# [Your goal]
Give the data a second time, exactly and in full.

Collected data
══════

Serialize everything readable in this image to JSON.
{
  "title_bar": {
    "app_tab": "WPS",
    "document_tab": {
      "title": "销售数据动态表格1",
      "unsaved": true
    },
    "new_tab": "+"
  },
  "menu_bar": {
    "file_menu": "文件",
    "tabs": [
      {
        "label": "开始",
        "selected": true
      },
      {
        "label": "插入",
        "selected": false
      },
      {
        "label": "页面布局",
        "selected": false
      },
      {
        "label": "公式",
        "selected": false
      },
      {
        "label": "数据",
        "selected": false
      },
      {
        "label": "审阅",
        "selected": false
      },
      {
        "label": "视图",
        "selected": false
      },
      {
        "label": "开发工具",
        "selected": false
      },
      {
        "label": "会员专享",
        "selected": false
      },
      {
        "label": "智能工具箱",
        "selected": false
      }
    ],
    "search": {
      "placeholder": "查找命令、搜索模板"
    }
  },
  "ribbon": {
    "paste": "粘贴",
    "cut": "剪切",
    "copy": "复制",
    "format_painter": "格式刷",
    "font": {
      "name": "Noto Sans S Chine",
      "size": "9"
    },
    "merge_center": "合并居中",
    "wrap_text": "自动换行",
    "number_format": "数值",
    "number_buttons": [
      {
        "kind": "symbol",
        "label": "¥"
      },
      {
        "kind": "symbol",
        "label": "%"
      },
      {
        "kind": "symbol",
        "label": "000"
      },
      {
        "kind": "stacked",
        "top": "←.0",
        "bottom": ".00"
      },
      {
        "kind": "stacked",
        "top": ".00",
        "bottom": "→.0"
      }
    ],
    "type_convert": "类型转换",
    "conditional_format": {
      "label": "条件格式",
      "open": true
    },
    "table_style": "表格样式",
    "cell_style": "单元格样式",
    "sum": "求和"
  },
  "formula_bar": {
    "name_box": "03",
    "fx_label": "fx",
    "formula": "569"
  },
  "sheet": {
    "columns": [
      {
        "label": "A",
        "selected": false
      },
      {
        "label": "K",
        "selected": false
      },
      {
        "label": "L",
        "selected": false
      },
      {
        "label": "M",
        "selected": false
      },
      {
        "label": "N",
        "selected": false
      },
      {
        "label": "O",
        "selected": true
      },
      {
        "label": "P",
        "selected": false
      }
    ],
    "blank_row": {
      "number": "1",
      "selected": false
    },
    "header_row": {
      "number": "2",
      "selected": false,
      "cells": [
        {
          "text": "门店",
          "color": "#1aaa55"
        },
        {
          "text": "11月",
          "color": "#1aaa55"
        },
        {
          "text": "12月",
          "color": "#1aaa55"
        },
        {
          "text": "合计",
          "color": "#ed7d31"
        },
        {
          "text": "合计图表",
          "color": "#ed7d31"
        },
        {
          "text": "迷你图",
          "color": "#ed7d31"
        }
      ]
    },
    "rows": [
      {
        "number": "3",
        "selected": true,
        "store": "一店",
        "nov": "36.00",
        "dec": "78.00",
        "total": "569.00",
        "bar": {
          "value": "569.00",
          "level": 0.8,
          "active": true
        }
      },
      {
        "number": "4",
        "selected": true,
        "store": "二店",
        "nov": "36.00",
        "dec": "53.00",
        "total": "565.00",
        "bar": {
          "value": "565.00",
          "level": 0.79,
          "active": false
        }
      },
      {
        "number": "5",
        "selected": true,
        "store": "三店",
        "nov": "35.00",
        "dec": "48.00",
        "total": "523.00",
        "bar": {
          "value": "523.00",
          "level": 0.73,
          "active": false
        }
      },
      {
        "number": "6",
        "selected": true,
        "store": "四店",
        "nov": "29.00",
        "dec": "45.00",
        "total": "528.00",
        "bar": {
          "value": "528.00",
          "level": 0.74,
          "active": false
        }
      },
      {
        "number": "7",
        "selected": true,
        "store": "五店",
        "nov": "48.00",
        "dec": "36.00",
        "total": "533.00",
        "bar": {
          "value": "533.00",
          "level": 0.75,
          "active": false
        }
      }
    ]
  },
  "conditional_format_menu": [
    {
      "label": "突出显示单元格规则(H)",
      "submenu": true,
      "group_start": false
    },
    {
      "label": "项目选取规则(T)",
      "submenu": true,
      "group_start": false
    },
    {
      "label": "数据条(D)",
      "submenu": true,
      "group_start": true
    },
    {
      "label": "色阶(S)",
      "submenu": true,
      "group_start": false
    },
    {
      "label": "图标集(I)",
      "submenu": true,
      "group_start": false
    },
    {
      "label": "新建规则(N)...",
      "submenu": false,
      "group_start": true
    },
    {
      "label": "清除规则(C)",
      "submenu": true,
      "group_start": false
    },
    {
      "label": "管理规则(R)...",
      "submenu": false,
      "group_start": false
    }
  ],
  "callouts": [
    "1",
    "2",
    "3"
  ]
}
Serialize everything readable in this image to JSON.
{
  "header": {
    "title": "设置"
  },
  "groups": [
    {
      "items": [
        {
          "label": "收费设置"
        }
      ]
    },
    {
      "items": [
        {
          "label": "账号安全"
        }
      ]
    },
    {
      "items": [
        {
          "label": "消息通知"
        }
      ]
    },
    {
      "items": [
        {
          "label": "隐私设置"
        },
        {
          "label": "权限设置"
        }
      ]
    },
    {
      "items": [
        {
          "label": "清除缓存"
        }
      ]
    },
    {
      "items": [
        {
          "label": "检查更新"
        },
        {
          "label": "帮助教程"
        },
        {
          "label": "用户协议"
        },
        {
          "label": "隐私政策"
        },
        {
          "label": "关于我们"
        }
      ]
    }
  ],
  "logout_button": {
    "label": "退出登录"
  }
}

══════

# [Solution to this problem]
Serialize everything readable in this image to JSON.
{
  "title_bar": {
    "app_tab": "WPS",
    "document_tab": {
      "title": "销售数据动态表格1",
      "unsaved": true
    },
    "new_tab": "+"
  },
  "menu_bar": {
    "file_menu": "文件",
    "tabs": [
      {
        "label": "开始",
        "selected": true
      },
      {
        "label": "插入",
        "selected": false
      },
      {
        "label": "页面布局",
        "selected": false
      },
      {
        "label": "公式",
        "selected": false
      },
      {
        "label": "数据",
        "selected": false
      },
      {
        "label": "审阅",
        "selected": false
      },
      {
        "label": "视图",
        "selected": false
      },
      {
        "label": "开发工具",
        "selected": false
      },
      {
        "label": "会员专享",
        "selected": false
      },
      {
        "label": "智能工具箱",
        "selected": false
      }
    ],
    "search": {
      "placeholder": "查找命令、搜索模板"
    }
  },
  "ribbon": {
    "paste": "粘贴",
    "cut": "剪切",
    "copy": "复制",
    "format_painter": "格式刷",
    "font": {
      "name": "Noto Sans S Chine",
      "size": "9"
    },
    "merge_center": "合并居中",
    "wrap_text": "自动换行",
    "number_format": "数值",
    "number_buttons": [
      {
        "kind": "symbol",
        "label": "¥"
      },
      {
        "kind": "symbol",
        "label": "%"
      },
      {
        "kind": "symbol",
        "label": "000"
      },
      {
        "kind": "stacked",
        "top": "←.0",
        "bottom": ".00"
      },
      {
        "kind": "stacked",
        "top": ".00",
        "bottom": "→.0"
      }
    ],
    "type_convert": "类型转换",
    "conditional_format": {
      "label": "条件格式",
      "open": true
    },
    "table_style": "表格样式",
    "cell_style": "单元格样式",
    "sum": "求和"
  },
  "formula_bar": {
    "name_box": "03",
    "fx_label": "fx",
    "formula": "569"
  },
  "sheet": {
    "columns": [
      {
        "label": "A",
        "selected": false
      },
      {
        "label": "K",
        "selected": false
      },
      {
        "label": "L",
        "selected": false
      },
      {
        "label": "M",
        "selected": false
      },
      {
        "label": "N",
        "selected": false
      },
      {
        "label": "O",
        "selected": true
      },
      {
        "label": "P",
        "selected": false
      }
    ],
    "blank_row": {
      "number": "1",
      "selected": false
    },
    "header_row": {
      "number": "2",
      "selected": false,
      "cells": [
        {
          "text": "门店",
          "color": "#1aaa55"
        },
        {
          "text": "11月",
          "color": "#1aaa55"
        },
        {
          "text": "12月",
          "color": "#1aaa55"
        },
        {
          "text": "合计",
          "color": "#ed7d31"
        },
        {
          "text": "合计图表",
          "color": "#ed7d31"
        },
        {
          "text": "迷你图",
          "color": "#ed7d31"
        }
      ]
    },
    "rows": [
      {
        "number": "3",
        "selected": true,
        "store": "一店",
        "nov": "36.00",
        "dec": "78.00",
        "total": "569.00",
        "bar": {
          "value": "569.00",
          "level": 0.8,
          "active": true
        }
      },
      {
        "number": "4",
        "selected": true,
        "store": "二店",
        "nov": "36.00",
        "dec": "53.00",
        "total": "565.00",
        "bar": {
          "value": "565.00",
          "level": 0.79,
          "active": false
        }
      },
      {
        "number": "5",
        "selected": true,
        "store": "三店",
        "nov": "35.00",
        "dec": "48.00",
        "total": "523.00",
        "bar": {
          "value": "523.00",
          "level": 0.73,
          "active": false
        }
      },
      {
        "number": "6",
        "selected": true,
        "store": "四店",
        "nov": "29.00",
        "dec": "45.00",
        "total": "528.00",
        "bar": {
          "value": "528.00",
          "level": 0.74,
          "active": false
        }
      },
      {
        "number": "7",
        "selected": true,
        "store": "五店",
        "nov": "48.00",
        "dec": "36.00",
        "total": "533.00",
        "bar": {
          "value": "533.00",
          "level": 0.75,
          "active": false
        }
      }
    ]
  },
  "conditional_format_menu": [
    {
      "label": "突出显示单元格规则(H)",
      "submenu": true,
      "group_start": false
    },
    {
      "label": "项目选取规则(T)",
      "submenu": true,
      "group_start": false
    },
    {
      "label": "数据条(D)",
      "submenu": true,
      "group_start": true
    },
    {
      "label": "色阶(S)",
      "submenu": true,
      "group_start": false
    },
    {
      "label": "图标集(I)",
      "submenu": true,
      "group_start": false
    },
    {
      "label": "新建规则(N)...",
      "submenu": false,
      "group_start": true
    },
    {
      "label": "清除规则(C)",
      "submenu": true,
      "group_start": false
    },
    {
      "label": "管理规则(R)...",
      "submenu": false,
      "group_start": false
    }
  ],
  "callouts": [
    "1",
    "2",
    "3"
  ]
}
Serialize everything readable in this image to JSON.
{
  "header": {
    "title": "设置"
  },
  "groups": [
    {
      "items": [
        {
          "label": "收费设置"
        }
      ]
    },
    {
      "items": [
        {
          "label": "账号安全"
        }
      ]
    },
    {
      "items": [
        {
          "label": "消息通知"
        }
      ]
    },
    {
      "items": [
        {
          "label": "隐私设置"
        },
        {
          "label": "权限设置"
        }
      ]
    },
    {
      "items": [
        {
          "label": "清除缓存"
        }
      ]
    },
    {
      "items": [
        {
          "label": "检查更新"
        },
        {
          "label": "帮助教程"
        },
        {
          "label": "用户协议"
        },
        {
          "label": "隐私政策"
        },
        {
          "label": "关于我们"
        }
      ]
    }
  ],
  "logout_button": {
    "label": "退出登录"
  }
}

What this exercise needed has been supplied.